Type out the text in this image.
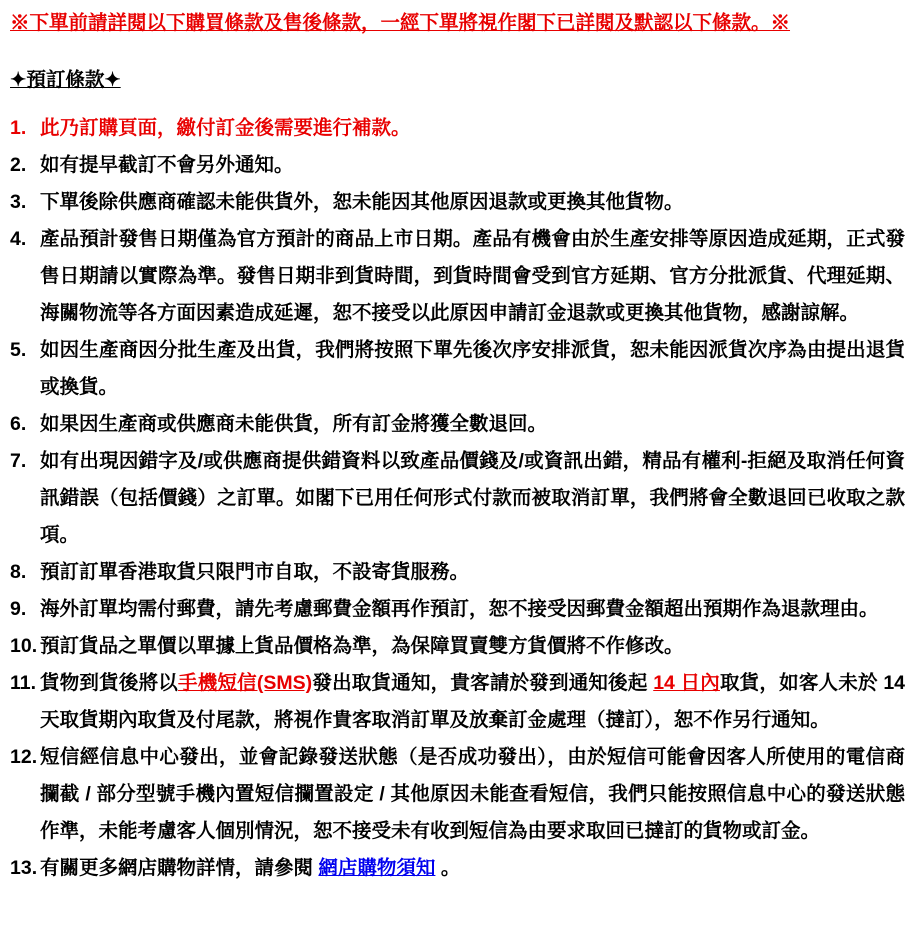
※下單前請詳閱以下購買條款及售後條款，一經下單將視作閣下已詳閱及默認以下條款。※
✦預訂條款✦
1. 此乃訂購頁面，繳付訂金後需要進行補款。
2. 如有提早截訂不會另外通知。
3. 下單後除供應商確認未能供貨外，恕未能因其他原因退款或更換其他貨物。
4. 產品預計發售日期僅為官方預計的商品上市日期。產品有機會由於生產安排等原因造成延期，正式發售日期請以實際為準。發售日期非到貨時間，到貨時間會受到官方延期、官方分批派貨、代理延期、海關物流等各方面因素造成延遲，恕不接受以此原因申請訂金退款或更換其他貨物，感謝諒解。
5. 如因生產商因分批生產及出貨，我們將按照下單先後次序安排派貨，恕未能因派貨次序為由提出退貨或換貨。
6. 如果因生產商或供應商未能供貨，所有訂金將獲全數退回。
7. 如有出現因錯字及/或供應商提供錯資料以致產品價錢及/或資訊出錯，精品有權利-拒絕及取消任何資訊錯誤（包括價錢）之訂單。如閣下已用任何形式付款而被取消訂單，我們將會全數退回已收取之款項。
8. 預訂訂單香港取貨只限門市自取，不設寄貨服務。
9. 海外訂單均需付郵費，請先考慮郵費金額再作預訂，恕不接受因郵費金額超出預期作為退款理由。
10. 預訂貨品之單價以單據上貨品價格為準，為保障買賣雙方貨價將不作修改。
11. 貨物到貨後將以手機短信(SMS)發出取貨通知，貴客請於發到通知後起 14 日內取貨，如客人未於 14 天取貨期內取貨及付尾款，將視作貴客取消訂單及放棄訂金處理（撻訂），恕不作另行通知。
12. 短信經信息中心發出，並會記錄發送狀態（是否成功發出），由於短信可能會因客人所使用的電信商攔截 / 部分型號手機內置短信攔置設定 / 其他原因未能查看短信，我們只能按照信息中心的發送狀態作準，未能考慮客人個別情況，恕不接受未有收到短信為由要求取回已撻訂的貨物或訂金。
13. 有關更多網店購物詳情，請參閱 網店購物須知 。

**Directive**
Without the pictures, restate each entry exactly.

**Result below**
Type out the text in this image.
※下單前請詳閱以下購買條款及售後條款，一經下單將視作閣下已詳閱及默認以下條款。※
✦預訂條款✦
1. 此乃訂購頁面，繳付訂金後需要進行補款。
2. 如有提早截訂不會另外通知。
3. 下單後除供應商確認未能供貨外，恕未能因其他原因退款或更換其他貨物。
4. 產品預計發售日期僅為官方預計的商品上市日期。產品有機會由於生產安排等原因造成延期，正式發售日期請以實際為準。發售日期非到貨時間，到貨時間會受到官方延期、官方分批派貨、代理延期、海關物流等各方面因素造成延遲，恕不接受以此原因申請訂金退款或更換其他貨物，感謝諒解。
5. 如因生產商因分批生產及出貨，我們將按照下單先後次序安排派貨，恕未能因派貨次序為由提出退貨或換貨。
6. 如果因生產商或供應商未能供貨，所有訂金將獲全數退回。
7. 如有出現因錯字及/或供應商提供錯資料以致產品價錢及/或資訊出錯，精品有權利-拒絕及取消任何資訊錯誤（包括價錢）之訂單。如閣下已用任何形式付款而被取消訂單，我們將會全數退回已收取之款項。
8. 預訂訂單香港取貨只限門市自取，不設寄貨服務。
9. 海外訂單均需付郵費，請先考慮郵費金額再作預訂，恕不接受因郵費金額超出預期作為退款理由。
10. 預訂貨品之單價以單據上貨品價格為準，為保障買賣雙方貨價將不作修改。
11. 貨物到貨後將以手機短信(SMS)發出取貨通知，貴客請於發到通知後起 14 日內取貨，如客人未於 14 天取貨期內取貨及付尾款，將視作貴客取消訂單及放棄訂金處理（撻訂），恕不作另行通知。
12. 短信經信息中心發出，並會記錄發送狀態（是否成功發出），由於短信可能會因客人所使用的電信商攔截 / 部分型號手機內置短信攔置設定 / 其他原因未能查看短信，我們只能按照信息中心的發送狀態作準，未能考慮客人個別情況，恕不接受未有收到短信為由要求取回已撻訂的貨物或訂金。
13. 有關更多網店購物詳情，請參閱 網店購物須知 。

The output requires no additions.